PROBLEM TO SOLVE: Please print the full listing exactly.

Records from a collection:

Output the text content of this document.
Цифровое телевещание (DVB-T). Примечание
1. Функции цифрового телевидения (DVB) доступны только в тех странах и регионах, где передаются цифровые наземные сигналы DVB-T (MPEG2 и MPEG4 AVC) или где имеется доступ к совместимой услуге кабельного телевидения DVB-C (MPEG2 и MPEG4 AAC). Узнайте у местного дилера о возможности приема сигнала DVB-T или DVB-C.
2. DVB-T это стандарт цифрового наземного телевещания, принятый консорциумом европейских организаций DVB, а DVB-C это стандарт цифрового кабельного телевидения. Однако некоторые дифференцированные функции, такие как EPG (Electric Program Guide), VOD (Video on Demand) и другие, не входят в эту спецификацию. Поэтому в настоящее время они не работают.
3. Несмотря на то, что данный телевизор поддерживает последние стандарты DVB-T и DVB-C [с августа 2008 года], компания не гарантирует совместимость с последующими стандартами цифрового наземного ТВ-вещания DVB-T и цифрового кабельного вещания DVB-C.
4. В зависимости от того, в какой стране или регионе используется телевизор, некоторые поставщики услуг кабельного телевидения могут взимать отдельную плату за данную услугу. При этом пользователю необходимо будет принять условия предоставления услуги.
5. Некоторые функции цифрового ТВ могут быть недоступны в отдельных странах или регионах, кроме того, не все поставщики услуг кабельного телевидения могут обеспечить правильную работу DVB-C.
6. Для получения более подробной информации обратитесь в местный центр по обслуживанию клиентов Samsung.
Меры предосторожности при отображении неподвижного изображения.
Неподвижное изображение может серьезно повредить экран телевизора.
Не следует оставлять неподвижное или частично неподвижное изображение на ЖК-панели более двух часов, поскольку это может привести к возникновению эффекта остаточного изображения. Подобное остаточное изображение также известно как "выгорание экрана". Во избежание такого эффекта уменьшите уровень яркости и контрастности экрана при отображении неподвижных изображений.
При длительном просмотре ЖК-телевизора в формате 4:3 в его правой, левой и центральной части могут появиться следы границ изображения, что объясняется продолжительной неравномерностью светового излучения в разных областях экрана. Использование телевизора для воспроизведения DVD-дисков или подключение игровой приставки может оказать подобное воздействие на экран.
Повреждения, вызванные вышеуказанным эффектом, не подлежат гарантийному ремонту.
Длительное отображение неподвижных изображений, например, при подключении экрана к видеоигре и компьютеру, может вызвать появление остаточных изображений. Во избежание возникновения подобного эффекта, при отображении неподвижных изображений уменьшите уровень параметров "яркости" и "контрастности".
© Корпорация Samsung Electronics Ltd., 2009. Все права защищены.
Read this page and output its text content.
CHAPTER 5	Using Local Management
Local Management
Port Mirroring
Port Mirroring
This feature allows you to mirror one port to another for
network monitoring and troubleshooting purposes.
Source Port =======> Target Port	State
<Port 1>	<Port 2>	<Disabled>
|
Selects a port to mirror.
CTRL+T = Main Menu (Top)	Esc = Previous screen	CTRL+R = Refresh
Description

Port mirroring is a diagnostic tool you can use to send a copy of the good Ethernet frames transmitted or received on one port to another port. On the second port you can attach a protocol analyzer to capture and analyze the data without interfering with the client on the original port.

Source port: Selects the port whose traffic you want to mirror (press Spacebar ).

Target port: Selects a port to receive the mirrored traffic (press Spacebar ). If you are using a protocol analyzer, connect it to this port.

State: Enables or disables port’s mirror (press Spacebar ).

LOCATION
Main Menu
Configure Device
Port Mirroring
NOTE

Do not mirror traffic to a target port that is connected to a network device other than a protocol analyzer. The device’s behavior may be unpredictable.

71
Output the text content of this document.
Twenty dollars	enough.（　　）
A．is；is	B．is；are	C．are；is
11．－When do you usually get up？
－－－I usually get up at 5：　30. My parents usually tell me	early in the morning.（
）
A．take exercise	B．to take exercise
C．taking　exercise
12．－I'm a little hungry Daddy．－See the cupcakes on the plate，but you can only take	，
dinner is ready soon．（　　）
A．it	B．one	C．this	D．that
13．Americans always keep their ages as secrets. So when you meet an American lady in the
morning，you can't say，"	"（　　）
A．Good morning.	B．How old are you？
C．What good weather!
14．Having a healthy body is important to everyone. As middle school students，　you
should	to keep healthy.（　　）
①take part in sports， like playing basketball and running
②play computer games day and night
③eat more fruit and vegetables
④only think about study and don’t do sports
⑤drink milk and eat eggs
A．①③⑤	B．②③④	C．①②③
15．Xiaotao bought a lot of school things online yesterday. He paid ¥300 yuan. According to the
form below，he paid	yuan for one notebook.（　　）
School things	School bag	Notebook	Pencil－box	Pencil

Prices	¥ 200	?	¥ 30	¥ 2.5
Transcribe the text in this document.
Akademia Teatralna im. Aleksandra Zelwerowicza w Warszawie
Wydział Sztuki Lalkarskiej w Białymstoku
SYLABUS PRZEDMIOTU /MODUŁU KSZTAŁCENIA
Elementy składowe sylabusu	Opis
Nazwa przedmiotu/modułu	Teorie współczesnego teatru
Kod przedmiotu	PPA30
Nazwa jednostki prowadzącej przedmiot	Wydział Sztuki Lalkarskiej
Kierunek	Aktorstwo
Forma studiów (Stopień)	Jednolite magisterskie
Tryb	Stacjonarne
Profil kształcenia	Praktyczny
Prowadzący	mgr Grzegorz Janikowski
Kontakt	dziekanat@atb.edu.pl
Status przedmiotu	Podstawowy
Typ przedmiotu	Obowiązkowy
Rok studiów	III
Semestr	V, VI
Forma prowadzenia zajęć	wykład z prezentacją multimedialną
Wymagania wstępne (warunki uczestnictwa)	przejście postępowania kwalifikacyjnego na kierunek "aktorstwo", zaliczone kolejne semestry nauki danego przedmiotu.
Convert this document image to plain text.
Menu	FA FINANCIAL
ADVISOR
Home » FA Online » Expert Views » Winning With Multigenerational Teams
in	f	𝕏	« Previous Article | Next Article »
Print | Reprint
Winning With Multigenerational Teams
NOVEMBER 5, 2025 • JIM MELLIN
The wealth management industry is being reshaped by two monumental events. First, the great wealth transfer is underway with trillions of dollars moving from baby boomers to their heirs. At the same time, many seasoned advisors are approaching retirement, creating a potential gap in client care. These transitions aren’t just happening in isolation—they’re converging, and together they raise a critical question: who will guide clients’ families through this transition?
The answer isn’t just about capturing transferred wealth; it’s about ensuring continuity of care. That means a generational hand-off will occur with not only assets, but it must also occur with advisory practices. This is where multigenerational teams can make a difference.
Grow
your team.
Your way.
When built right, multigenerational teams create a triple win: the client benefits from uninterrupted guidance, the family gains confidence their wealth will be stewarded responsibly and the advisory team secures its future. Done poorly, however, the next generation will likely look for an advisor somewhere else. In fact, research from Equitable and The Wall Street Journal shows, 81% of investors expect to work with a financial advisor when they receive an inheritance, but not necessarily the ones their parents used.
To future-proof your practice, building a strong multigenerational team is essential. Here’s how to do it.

TASK ANSWER:
Output the text content of this document.
Цифровое телевещание (DVB-T). Примечание
1. Функции цифрового телевидения (DVB) доступны только в тех странах и регионах, где передаются цифровые наземные сигналы DVB-T (MPEG2 и MPEG4 AVC) или где имеется доступ к совместимой услуге кабельного телевидения DVB-C (MPEG2 и MPEG4 AAC). Узнайте у местного дилера о возможности приема сигнала DVB-T или DVB-C.
2. DVB-T это стандарт цифрового наземного телевещания, принятый консорциумом европейских организаций DVB, а DVB-C это стандарт цифрового кабельного телевидения. Однако некоторые дифференцированные функции, такие как EPG (Electric Program Guide), VOD (Video on Demand) и другие, не входят в эту спецификацию. Поэтому в настоящее время они не работают.
3. Несмотря на то, что данный телевизор поддерживает последние стандарты DVB-T и DVB-C [с августа 2008 года], компания не гарантирует совместимость с последующими стандартами цифрового наземного ТВ-вещания DVB-T и цифрового кабельного вещания DVB-C.
4. В зависимости от того, в какой стране или регионе используется телевизор, некоторые поставщики услуг кабельного телевидения могут взимать отдельную плату за данную услугу. При этом пользователю необходимо будет принять условия предоставления услуги.
5. Некоторые функции цифрового ТВ могут быть недоступны в отдельных странах или регионах, кроме того, не все поставщики услуг кабельного телевидения могут обеспечить правильную работу DVB-C.
6. Для получения более подробной информации обратитесь в местный центр по обслуживанию клиентов Samsung.
Меры предосторожности при отображении неподвижного изображения.
Неподвижное изображение может серьезно повредить экран телевизора.
Не следует оставлять неподвижное или частично неподвижное изображение на ЖК-панели более двух часов, поскольку это может привести к возникновению эффекта остаточного изображения. Подобное остаточное изображение также известно как "выгорание экрана". Во избежание такого эффекта уменьшите уровень яркости и контрастности экрана при отображении неподвижных изображений.
При длительном просмотре ЖК-телевизора в формате 4:3 в его правой, левой и центральной части могут появиться следы границ изображения, что объясняется продолжительной неравномерностью светового излучения в разных областях экрана. Использование телевизора для воспроизведения DVD-дисков или подключение игровой приставки может оказать подобное воздействие на экран.
Повреждения, вызванные вышеуказанным эффектом, не подлежат гарантийному ремонту.
Длительное отображение неподвижных изображений, например, при подключении экрана к видеоигре и компьютеру, может вызвать появление остаточных изображений. Во избежание возникновения подобного эффекта, при отображении неподвижных изображений уменьшите уровень параметров "яркости" и "контрастности".
© Корпорация Samsung Electronics Ltd., 2009. Все права защищены.
Read this page and output its text content.
CHAPTER 5	Using Local Management
Local Management
Port Mirroring
Port Mirroring
This feature allows you to mirror one port to another for
network monitoring and troubleshooting purposes.
Source Port =======> Target Port	State
<Port 1>	<Port 2>	<Disabled>
|
Selects a port to mirror.
CTRL+T = Main Menu (Top)	Esc = Previous screen	CTRL+R = Refresh
Description

Port mirroring is a diagnostic tool you can use to send a copy of the good Ethernet frames transmitted or received on one port to another port. On the second port you can attach a protocol analyzer to capture and analyze the data without interfering with the client on the original port.

Source port: Selects the port whose traffic you want to mirror (press Spacebar ).

Target port: Selects a port to receive the mirrored traffic (press Spacebar ). If you are using a protocol analyzer, connect it to this port.

State: Enables or disables port’s mirror (press Spacebar ).

LOCATION
Main Menu
Configure Device
Port Mirroring
NOTE

Do not mirror traffic to a target port that is connected to a network device other than a protocol analyzer. The device’s behavior may be unpredictable.

71
Output the text content of this document.
Twenty dollars	enough.（　　）
A．is；is	B．is；are	C．are；is
11．－When do you usually get up？
－－－I usually get up at 5：　30. My parents usually tell me	early in the morning.（
）
A．take exercise	B．to take exercise
C．taking　exercise
12．－I'm a little hungry Daddy．－See the cupcakes on the plate，but you can only take	，
dinner is ready soon．（　　）
A．it	B．one	C．this	D．that
13．Americans always keep their ages as secrets. So when you meet an American lady in the
morning，you can't say，"	"（　　）
A．Good morning.	B．How old are you？
C．What good weather!
14．Having a healthy body is important to everyone. As middle school students，　you
should	to keep healthy.（　　）
①take part in sports， like playing basketball and running
②play computer games day and night
③eat more fruit and vegetables
④only think about study and don’t do sports
⑤drink milk and eat eggs
A．①③⑤	B．②③④	C．①②③
15．Xiaotao bought a lot of school things online yesterday. He paid ¥300 yuan. According to the
form below，he paid	yuan for one notebook.（　　）
School things	School bag	Notebook	Pencil－box	Pencil

Prices	¥ 200	?	¥ 30	¥ 2.5
Transcribe the text in this document.
Akademia Teatralna im. Aleksandra Zelwerowicza w Warszawie
Wydział Sztuki Lalkarskiej w Białymstoku
SYLABUS PRZEDMIOTU /MODUŁU KSZTAŁCENIA
Elementy składowe sylabusu	Opis
Nazwa przedmiotu/modułu	Teorie współczesnego teatru
Kod przedmiotu	PPA30
Nazwa jednostki prowadzącej przedmiot	Wydział Sztuki Lalkarskiej
Kierunek	Aktorstwo
Forma studiów (Stopień)	Jednolite magisterskie
Tryb	Stacjonarne
Profil kształcenia	Praktyczny
Prowadzący	mgr Grzegorz Janikowski
Kontakt	dziekanat@atb.edu.pl
Status przedmiotu	Podstawowy
Typ przedmiotu	Obowiązkowy
Rok studiów	III
Semestr	V, VI
Forma prowadzenia zajęć	wykład z prezentacją multimedialną
Wymagania wstępne (warunki uczestnictwa)	przejście postępowania kwalifikacyjnego na kierunek "aktorstwo", zaliczone kolejne semestry nauki danego przedmiotu.
Convert this document image to plain text.
Menu	FA FINANCIAL
ADVISOR
Home » FA Online » Expert Views » Winning With Multigenerational Teams
in	f	𝕏	« Previous Article | Next Article »
Print | Reprint
Winning With Multigenerational Teams
NOVEMBER 5, 2025 • JIM MELLIN
The wealth management industry is being reshaped by two monumental events. First, the great wealth transfer is underway with trillions of dollars moving from baby boomers to their heirs. At the same time, many seasoned advisors are approaching retirement, creating a potential gap in client care. These transitions aren’t just happening in isolation—they’re converging, and together they raise a critical question: who will guide clients’ families through this transition?
The answer isn’t just about capturing transferred wealth; it’s about ensuring continuity of care. That means a generational hand-off will occur with not only assets, but it must also occur with advisory practices. This is where multigenerational teams can make a difference.
Grow
your team.
Your way.
When built right, multigenerational teams create a triple win: the client benefits from uninterrupted guidance, the family gains confidence their wealth will be stewarded responsibly and the advisory team secures its future. Done poorly, however, the next generation will likely look for an advisor somewhere else. In fact, research from Equitable and The Wall Street Journal shows, 81% of investors expect to work with a financial advisor when they receive an inheritance, but not necessarily the ones their parents used.
To future-proof your practice, building a strong multigenerational team is essential. Here’s how to do it.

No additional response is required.